Required work —
All lines in the data bearing the string "Avvocato" should be identified and copied.

=== Information given ===

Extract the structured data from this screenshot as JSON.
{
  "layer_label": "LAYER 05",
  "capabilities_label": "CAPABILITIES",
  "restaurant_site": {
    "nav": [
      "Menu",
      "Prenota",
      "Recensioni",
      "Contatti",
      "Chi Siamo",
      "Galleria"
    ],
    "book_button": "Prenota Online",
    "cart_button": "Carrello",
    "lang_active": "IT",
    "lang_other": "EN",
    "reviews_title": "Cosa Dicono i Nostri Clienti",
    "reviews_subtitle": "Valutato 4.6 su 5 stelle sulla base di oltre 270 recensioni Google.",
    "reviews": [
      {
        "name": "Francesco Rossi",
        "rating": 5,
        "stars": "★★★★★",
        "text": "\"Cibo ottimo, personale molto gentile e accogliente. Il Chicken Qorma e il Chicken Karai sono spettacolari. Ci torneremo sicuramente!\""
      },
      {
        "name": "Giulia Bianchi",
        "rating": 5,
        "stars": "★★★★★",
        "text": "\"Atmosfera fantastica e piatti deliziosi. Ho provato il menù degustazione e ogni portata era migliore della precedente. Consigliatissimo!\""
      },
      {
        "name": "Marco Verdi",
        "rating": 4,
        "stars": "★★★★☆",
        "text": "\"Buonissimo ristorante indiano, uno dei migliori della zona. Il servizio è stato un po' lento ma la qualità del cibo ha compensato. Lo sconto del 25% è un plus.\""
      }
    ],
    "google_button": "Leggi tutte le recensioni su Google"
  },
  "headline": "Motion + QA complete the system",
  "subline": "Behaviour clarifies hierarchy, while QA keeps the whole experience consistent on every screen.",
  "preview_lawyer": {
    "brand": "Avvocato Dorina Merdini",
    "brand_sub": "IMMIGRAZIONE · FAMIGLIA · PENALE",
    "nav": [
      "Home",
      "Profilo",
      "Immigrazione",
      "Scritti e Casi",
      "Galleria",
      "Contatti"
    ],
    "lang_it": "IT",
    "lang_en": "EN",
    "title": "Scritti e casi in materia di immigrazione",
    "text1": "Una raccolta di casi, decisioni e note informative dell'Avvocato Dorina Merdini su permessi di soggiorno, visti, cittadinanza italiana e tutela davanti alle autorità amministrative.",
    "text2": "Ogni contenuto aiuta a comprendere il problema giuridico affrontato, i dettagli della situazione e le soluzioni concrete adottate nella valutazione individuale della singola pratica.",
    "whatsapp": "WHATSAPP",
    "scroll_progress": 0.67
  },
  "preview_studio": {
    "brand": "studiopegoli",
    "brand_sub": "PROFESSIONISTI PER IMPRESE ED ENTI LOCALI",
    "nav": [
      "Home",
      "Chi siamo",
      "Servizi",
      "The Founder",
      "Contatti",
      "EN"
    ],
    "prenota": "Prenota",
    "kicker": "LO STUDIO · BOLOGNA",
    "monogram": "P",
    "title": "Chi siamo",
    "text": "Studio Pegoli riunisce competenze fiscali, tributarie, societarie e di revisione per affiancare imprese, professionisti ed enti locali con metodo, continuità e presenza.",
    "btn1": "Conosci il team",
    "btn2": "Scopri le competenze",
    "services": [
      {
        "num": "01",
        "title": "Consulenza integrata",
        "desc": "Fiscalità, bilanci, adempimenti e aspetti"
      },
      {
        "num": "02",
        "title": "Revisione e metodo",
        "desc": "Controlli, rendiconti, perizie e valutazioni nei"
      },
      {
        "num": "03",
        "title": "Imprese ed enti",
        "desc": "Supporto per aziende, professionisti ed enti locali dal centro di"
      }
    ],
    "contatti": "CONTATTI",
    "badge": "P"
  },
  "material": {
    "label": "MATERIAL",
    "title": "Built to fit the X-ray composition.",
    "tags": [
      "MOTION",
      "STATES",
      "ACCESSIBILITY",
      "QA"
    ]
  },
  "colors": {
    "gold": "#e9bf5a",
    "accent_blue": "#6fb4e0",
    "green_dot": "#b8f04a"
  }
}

===
=== Information given ===

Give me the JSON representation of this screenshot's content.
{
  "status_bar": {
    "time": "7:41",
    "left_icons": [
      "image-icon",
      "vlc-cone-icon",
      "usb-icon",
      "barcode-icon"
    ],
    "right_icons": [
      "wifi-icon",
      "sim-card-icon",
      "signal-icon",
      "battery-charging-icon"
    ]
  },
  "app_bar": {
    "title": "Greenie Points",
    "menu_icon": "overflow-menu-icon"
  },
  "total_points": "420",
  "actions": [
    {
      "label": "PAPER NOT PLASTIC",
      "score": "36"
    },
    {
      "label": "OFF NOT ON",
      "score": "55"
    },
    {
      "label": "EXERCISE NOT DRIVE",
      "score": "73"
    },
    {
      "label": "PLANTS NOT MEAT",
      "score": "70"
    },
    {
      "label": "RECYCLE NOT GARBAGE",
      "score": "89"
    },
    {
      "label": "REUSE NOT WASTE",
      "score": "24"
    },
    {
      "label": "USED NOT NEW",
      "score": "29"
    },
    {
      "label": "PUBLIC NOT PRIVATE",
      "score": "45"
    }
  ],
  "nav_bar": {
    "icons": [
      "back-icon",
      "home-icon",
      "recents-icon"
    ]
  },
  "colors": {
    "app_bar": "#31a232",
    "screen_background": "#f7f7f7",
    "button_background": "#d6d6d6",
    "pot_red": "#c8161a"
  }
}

===

The reply —
    "brand": "Avvocato Dorina Merdini",
    "text1": "Una raccolta di casi, decisioni e note informative dell'Avvocato Dorina Merdini su permessi di soggiorno, visti, cittadinanza italiana e tutela davanti alle autorità amministrative.",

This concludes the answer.